* **WHAT YOU NEED TO DO**
From the entries that follow, extract each line holding the string "relationships".

* **RECORDS FOR PROCESSING**
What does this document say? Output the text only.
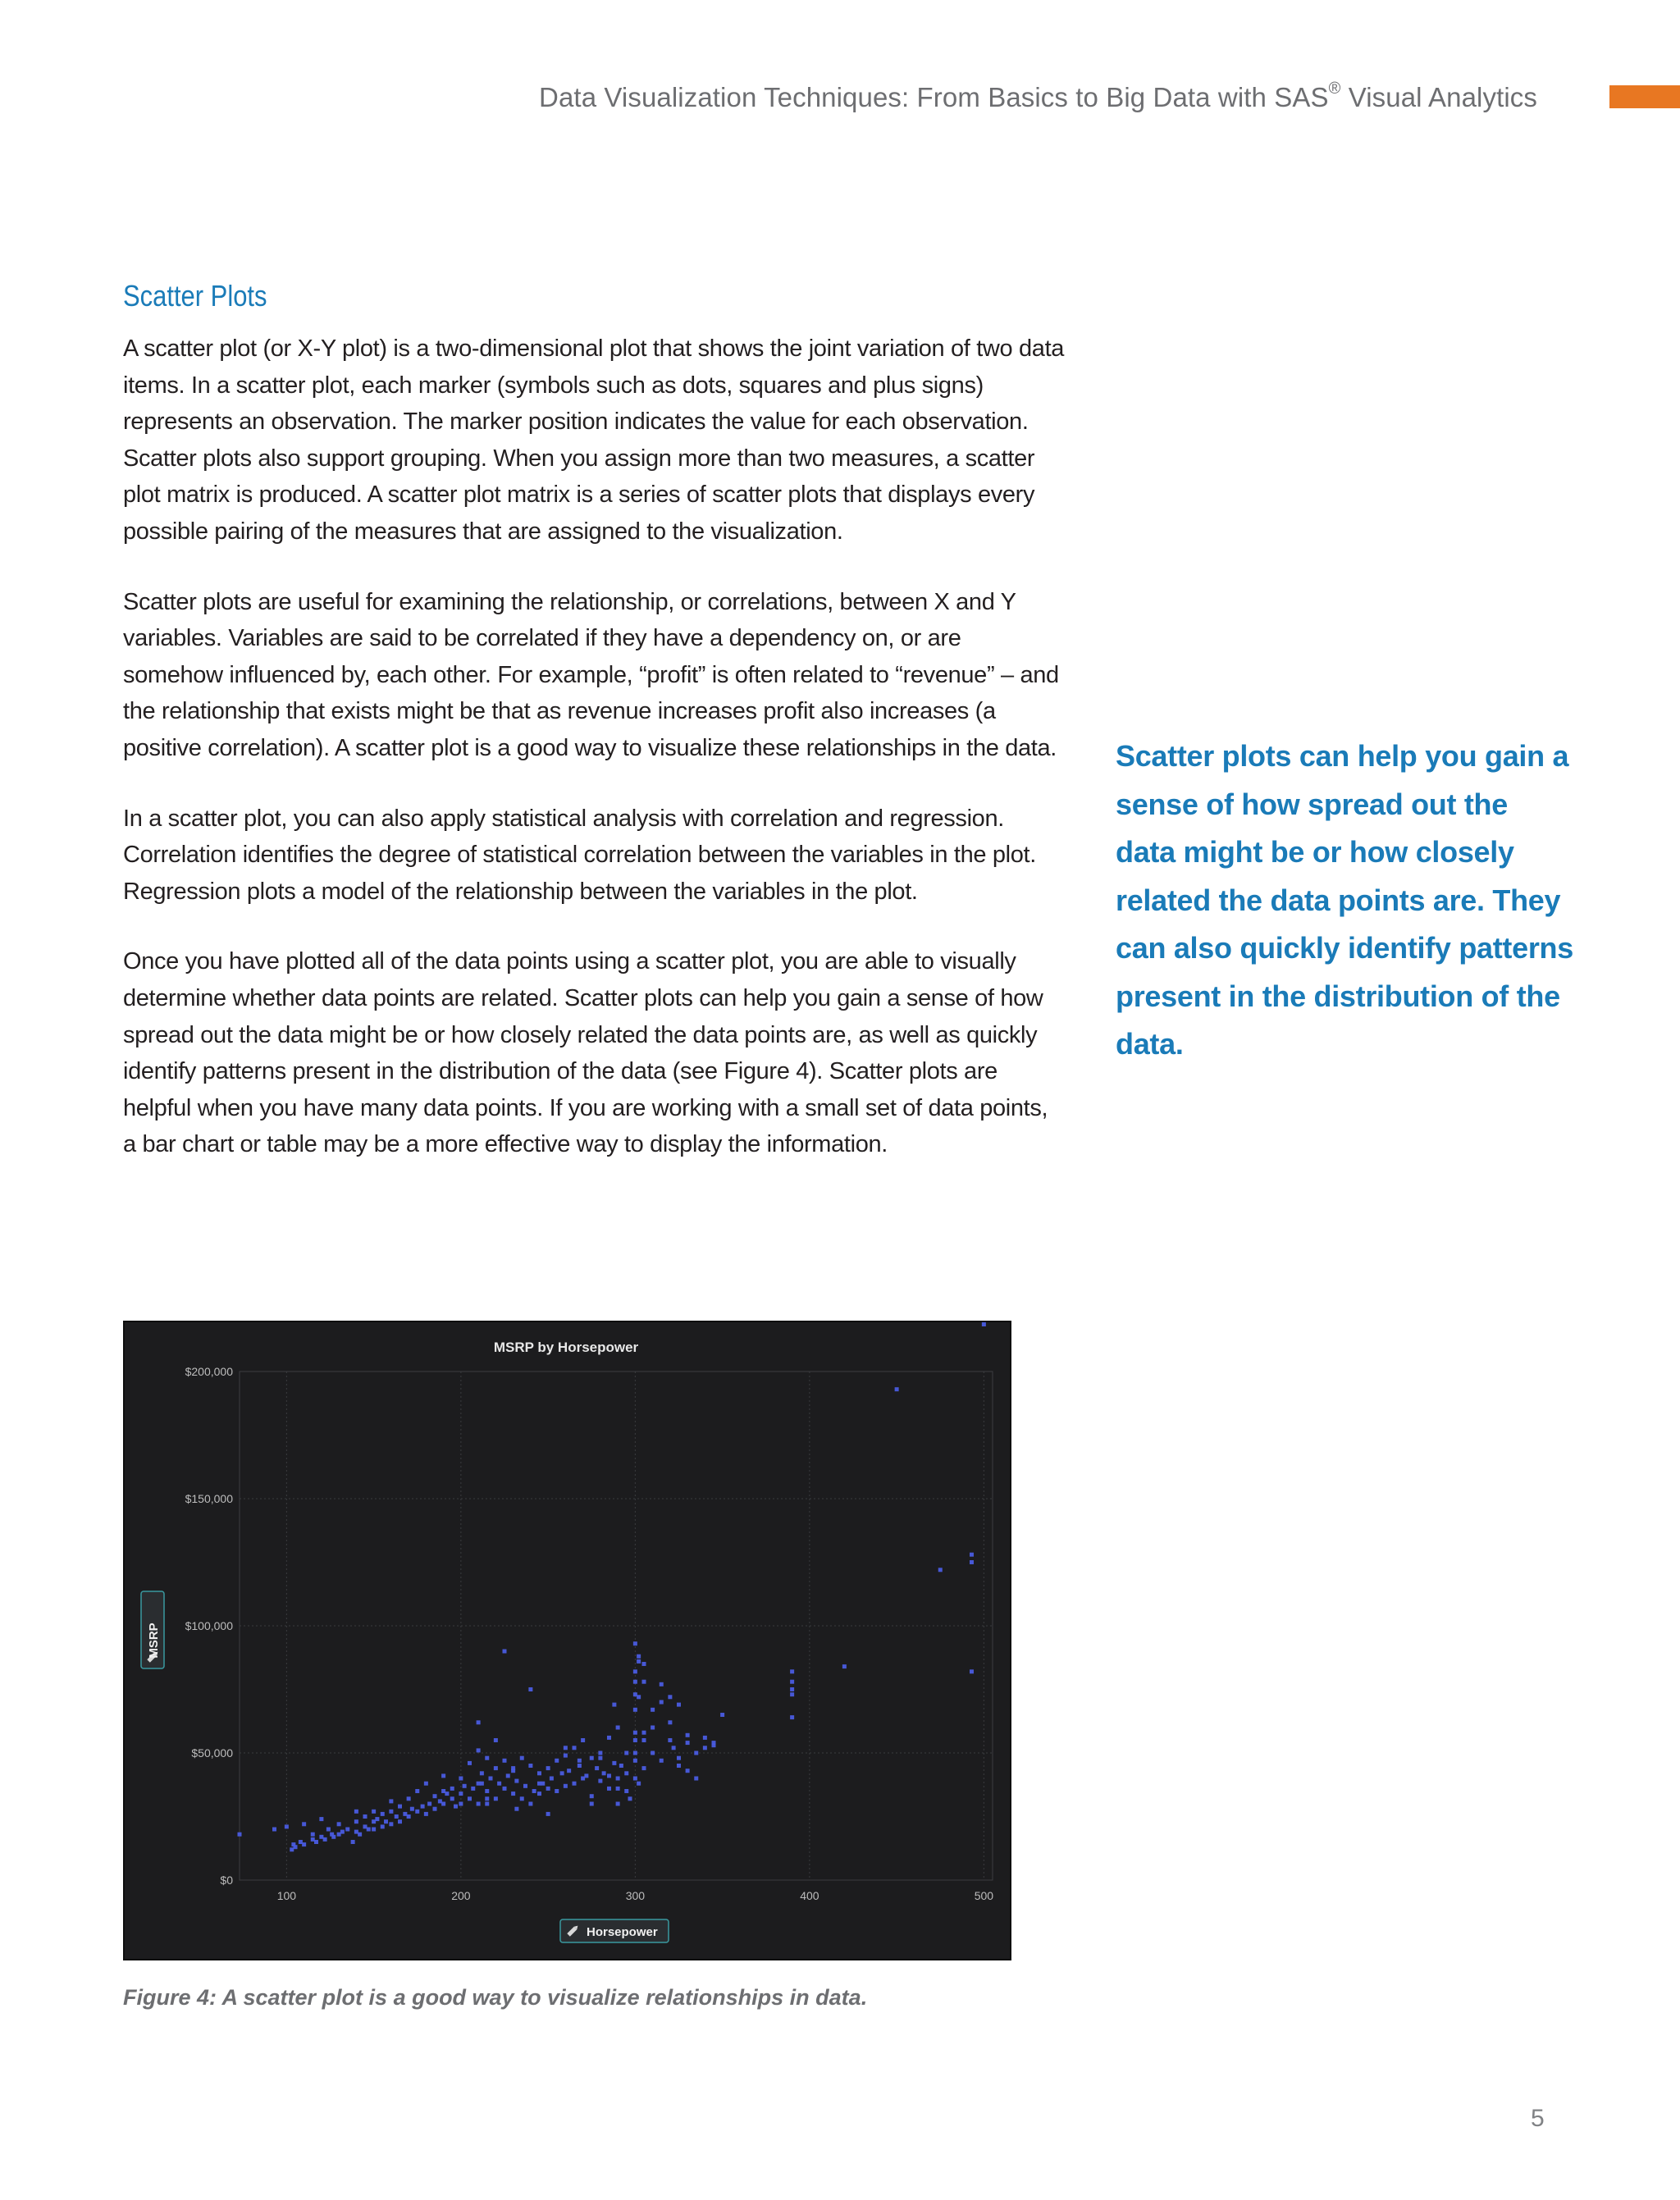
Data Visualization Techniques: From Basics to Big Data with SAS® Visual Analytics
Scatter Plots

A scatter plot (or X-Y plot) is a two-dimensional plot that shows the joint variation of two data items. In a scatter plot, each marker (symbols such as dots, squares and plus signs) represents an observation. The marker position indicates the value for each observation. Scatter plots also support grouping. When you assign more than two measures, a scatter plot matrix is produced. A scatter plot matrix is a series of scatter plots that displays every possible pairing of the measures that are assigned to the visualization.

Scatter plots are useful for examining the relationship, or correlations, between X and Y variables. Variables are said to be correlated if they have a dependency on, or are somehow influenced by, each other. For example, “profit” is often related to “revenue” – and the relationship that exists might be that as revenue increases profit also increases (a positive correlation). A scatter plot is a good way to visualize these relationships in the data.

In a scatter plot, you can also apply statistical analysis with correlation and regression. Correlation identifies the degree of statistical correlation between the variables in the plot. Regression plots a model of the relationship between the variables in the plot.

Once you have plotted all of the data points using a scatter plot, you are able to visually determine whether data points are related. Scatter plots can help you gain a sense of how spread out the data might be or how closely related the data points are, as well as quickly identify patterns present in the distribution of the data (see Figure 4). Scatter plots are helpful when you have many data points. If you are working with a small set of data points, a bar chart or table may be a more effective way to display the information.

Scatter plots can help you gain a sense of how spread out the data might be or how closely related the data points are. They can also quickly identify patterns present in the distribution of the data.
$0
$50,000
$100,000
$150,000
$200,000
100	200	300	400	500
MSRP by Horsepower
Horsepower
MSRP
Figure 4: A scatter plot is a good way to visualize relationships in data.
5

* **OUTPUT OF THE EXERCISE**
Scatter plots are useful for examining the relationship, or correlations, between X and Y variables. Variables are said to be correlated if they have a dependency on, or are somehow influenced by, each other. For example, “profit” is often related to “revenue” – and the relationship that exists might be that as revenue increases profit also increases (a positive correlation). A scatter plot is a good way to visualize these relationships in the data.
Figure 4: A scatter plot is a good way to visualize relationships in data.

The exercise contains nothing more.